DESCRIPTION OF THE TASK » All of the data below should be written out exactly.

DATA FOR THE TASK »
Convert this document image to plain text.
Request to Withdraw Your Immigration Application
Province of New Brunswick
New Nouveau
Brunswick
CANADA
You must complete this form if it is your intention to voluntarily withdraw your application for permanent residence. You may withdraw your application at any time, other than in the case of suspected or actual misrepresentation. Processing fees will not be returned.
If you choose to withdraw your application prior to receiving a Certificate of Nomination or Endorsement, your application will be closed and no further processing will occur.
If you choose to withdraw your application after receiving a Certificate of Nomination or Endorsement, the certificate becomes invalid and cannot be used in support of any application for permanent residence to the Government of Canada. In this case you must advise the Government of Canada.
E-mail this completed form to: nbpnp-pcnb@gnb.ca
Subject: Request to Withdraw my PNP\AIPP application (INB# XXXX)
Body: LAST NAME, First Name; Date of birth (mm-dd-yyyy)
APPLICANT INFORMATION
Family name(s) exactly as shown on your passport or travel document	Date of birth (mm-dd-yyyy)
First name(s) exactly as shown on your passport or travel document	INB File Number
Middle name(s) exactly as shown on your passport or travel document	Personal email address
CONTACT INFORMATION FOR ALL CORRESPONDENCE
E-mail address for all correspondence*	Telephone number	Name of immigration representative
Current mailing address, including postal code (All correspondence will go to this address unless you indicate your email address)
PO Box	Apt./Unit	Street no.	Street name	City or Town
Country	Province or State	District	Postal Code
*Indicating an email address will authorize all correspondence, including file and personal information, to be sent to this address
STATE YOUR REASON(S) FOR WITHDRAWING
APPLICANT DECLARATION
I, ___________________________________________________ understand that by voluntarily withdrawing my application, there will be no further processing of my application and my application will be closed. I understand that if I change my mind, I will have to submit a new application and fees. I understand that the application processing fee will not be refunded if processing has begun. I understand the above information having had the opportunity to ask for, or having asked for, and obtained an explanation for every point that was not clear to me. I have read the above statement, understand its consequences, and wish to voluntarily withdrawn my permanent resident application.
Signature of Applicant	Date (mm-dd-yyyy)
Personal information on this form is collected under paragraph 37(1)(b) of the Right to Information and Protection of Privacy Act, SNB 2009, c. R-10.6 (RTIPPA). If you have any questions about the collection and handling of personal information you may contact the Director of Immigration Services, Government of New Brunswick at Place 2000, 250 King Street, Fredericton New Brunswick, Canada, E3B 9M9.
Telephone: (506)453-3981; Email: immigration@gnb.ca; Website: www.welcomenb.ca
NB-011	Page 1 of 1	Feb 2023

RESPONSE TO THE TASK »
Convert this document image to plain text.
Request to Withdraw Your Immigration Application
Province of New Brunswick
New Nouveau
Brunswick
CANADA
You must complete this form if it is your intention to voluntarily withdraw your application for permanent residence. You may withdraw your application at any time, other than in the case of suspected or actual misrepresentation. Processing fees will not be returned.
If you choose to withdraw your application prior to receiving a Certificate of Nomination or Endorsement, your application will be closed and no further processing will occur.
If you choose to withdraw your application after receiving a Certificate of Nomination or Endorsement, the certificate becomes invalid and cannot be used in support of any application for permanent residence to the Government of Canada. In this case you must advise the Government of Canada.
E-mail this completed form to: nbpnp-pcnb@gnb.ca
Subject: Request to Withdraw my PNP\AIPP application (INB# XXXX)
Body: LAST NAME, First Name; Date of birth (mm-dd-yyyy)
APPLICANT INFORMATION
Family name(s) exactly as shown on your passport or travel document	Date of birth (mm-dd-yyyy)
First name(s) exactly as shown on your passport or travel document	INB File Number
Middle name(s) exactly as shown on your passport or travel document	Personal email address
CONTACT INFORMATION FOR ALL CORRESPONDENCE
E-mail address for all correspondence*	Telephone number	Name of immigration representative
Current mailing address, including postal code (All correspondence will go to this address unless you indicate your email address)
PO Box	Apt./Unit	Street no.	Street name	City or Town
Country	Province or State	District	Postal Code
*Indicating an email address will authorize all correspondence, including file and personal information, to be sent to this address
STATE YOUR REASON(S) FOR WITHDRAWING
APPLICANT DECLARATION
I, ___________________________________________________ understand that by voluntarily withdrawing my application, there will be no further processing of my application and my application will be closed. I understand that if I change my mind, I will have to submit a new application and fees. I understand that the application processing fee will not be refunded if processing has begun. I understand the above information having had the opportunity to ask for, or having asked for, and obtained an explanation for every point that was not clear to me. I have read the above statement, understand its consequences, and wish to voluntarily withdrawn my permanent resident application.
Signature of Applicant	Date (mm-dd-yyyy)
Personal information on this form is collected under paragraph 37(1)(b) of the Right to Information and Protection of Privacy Act, SNB 2009, c. R-10.6 (RTIPPA). If you have any questions about the collection and handling of personal information you may contact the Director of Immigration Services, Government of New Brunswick at Place 2000, 250 King Street, Fredericton New Brunswick, Canada, E3B 9M9.
Telephone: (506)453-3981; Email: immigration@gnb.ca; Website: www.welcomenb.ca
NB-011	Page 1 of 1	Feb 2023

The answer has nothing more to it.